<<<<

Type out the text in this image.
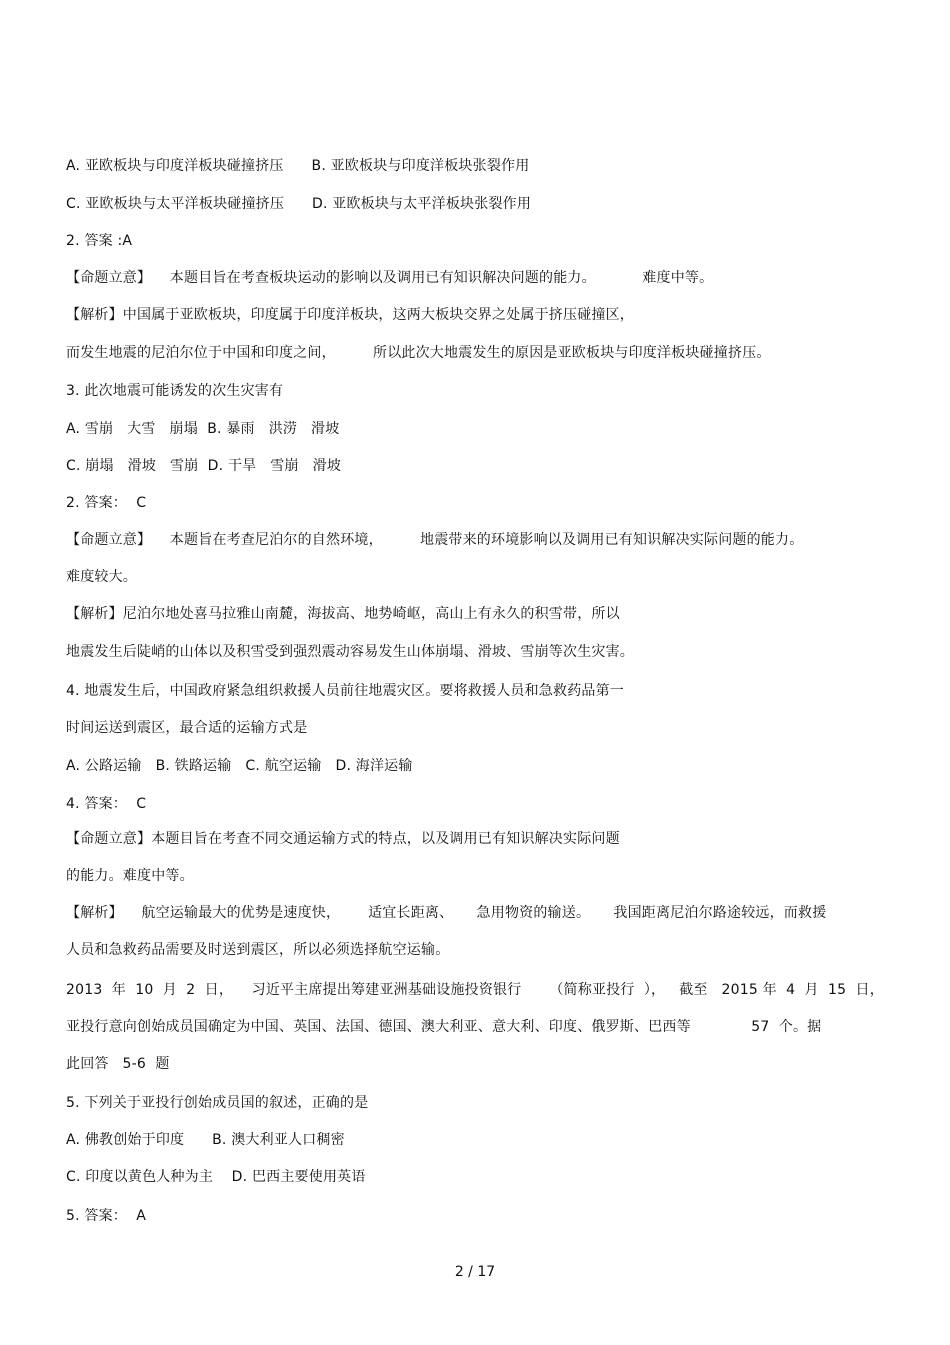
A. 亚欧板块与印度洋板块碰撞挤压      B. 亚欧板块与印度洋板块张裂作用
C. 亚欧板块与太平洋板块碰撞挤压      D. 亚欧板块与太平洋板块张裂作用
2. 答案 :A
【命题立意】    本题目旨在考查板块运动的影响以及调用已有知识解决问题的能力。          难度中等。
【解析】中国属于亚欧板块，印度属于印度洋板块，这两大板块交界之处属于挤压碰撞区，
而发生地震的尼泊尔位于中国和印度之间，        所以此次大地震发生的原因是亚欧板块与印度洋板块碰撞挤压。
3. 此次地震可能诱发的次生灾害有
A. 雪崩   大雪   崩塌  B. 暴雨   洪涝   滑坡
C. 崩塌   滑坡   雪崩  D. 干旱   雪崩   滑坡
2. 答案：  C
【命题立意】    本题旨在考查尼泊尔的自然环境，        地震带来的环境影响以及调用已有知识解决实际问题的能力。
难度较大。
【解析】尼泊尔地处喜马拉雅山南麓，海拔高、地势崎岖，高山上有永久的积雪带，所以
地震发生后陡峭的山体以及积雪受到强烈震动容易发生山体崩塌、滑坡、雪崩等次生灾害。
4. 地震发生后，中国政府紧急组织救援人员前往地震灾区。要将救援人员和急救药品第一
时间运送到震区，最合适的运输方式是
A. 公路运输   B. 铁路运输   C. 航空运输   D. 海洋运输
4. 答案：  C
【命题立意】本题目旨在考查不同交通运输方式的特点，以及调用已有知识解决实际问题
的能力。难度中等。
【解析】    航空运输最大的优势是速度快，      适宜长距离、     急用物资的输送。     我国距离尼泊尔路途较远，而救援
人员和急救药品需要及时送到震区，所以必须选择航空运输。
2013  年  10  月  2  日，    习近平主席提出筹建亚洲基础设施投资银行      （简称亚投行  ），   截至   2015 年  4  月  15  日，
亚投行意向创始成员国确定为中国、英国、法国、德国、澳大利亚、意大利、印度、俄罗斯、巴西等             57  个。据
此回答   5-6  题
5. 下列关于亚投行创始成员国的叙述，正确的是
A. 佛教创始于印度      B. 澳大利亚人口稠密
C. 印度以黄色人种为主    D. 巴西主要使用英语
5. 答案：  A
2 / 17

>>>>

** Exercise **
Go through the records above and copy every line with the word "命题立意".

** Task solution **
【命题立意】    本题目旨在考查板块运动的影响以及调用已有知识解决问题的能力。          难度中等。
【命题立意】    本题旨在考查尼泊尔的自然环境，        地震带来的环境影响以及调用已有知识解决实际问题的能力。
【命题立意】本题目旨在考查不同交通运输方式的特点，以及调用已有知识解决实际问题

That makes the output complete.